### Data provided
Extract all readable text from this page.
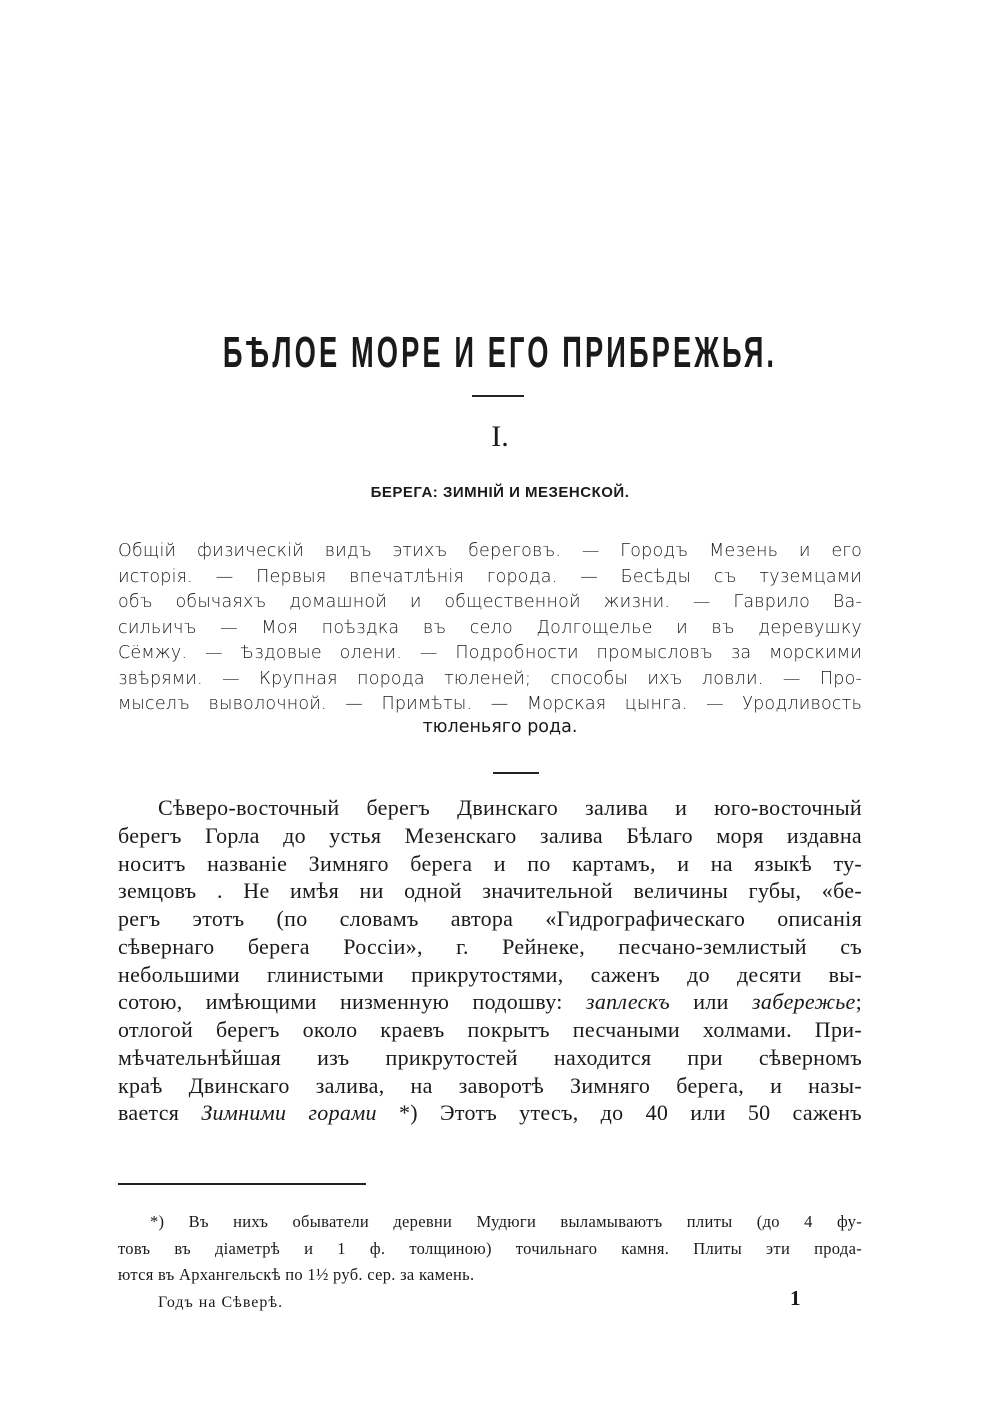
БѢЛОЕ МОРЕ И ЕГО ПРИБРЕЖЬЯ.
I.
БЕРЕГА: ЗИМНІЙ И МЕЗЕНСКОЙ.
Общій физическій видъ этихъ береговъ. — Городъ Мезень и его
исторія. — Первыя впечатлѣнія города. — Бесѣды съ туземцами
объ обычаяхъ домашной и общественной жизни. — Гаврило Ва-
сильичъ — Моя поѣздка въ село Долгощелье и въ деревушку
Сёмжу. — Ѣздовые олени. — Подробности промысловъ за морскими
звѣрями. — Крупная порода тюленей; способы ихъ ловли. — Про-
мыселъ выволочной. — Примѣты. — Морская цынга. — Уродливость
тюленьяго рода.
Сѣверо-восточный берегъ Двинскаго залива и юго-восточный
берегъ Горла до устья Мезенскаго залива Бѣлаго моря издавна
носитъ названіе Зимняго берега и по картамъ, и на языкѣ ту-
земцовъ . Не имѣя ни одной значительной величины губы, «бе-
регъ этотъ (по словамъ автора «Гидрографическаго описанія
сѣвернаго берега Россіи», г. Рейнеке, песчано-землистый съ
небольшими глинистыми прикрутостями, саженъ до десяти вы-
сотою, имѣющими низменную подошву: заплескъ или забережье;
отлогой берегъ около краевъ покрытъ песчаными холмами. При-
мѣчательнѣйшая изъ прикрутостей находится при сѣверномъ
краѣ Двинскаго залива, на заворотѣ Зимняго берега, и назы-
вается Зимними горами *) Этотъ утесъ, до 40 или 50 саженъ
*) Въ нихъ обыватели деревни Мудюги выламываютъ плиты (до 4 фу-
товъ въ діаметрѣ и 1 ф. толщиною) точильнаго камня. Плиты эти прода-
ются въ Архангельскѣ по 1½ руб. сер. за камень.
Годъ на Сѣверѣ.	1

### Problem to work on
Pull every line containing the word "залива" out of the entries above.

### Task response
Сѣверо-восточный берегъ Двинскаго залива и юго-восточный
берегъ Горла до устья Мезенскаго залива Бѣлаго моря издавна
краѣ Двинскаго залива, на заворотѣ Зимняго берега, и назы-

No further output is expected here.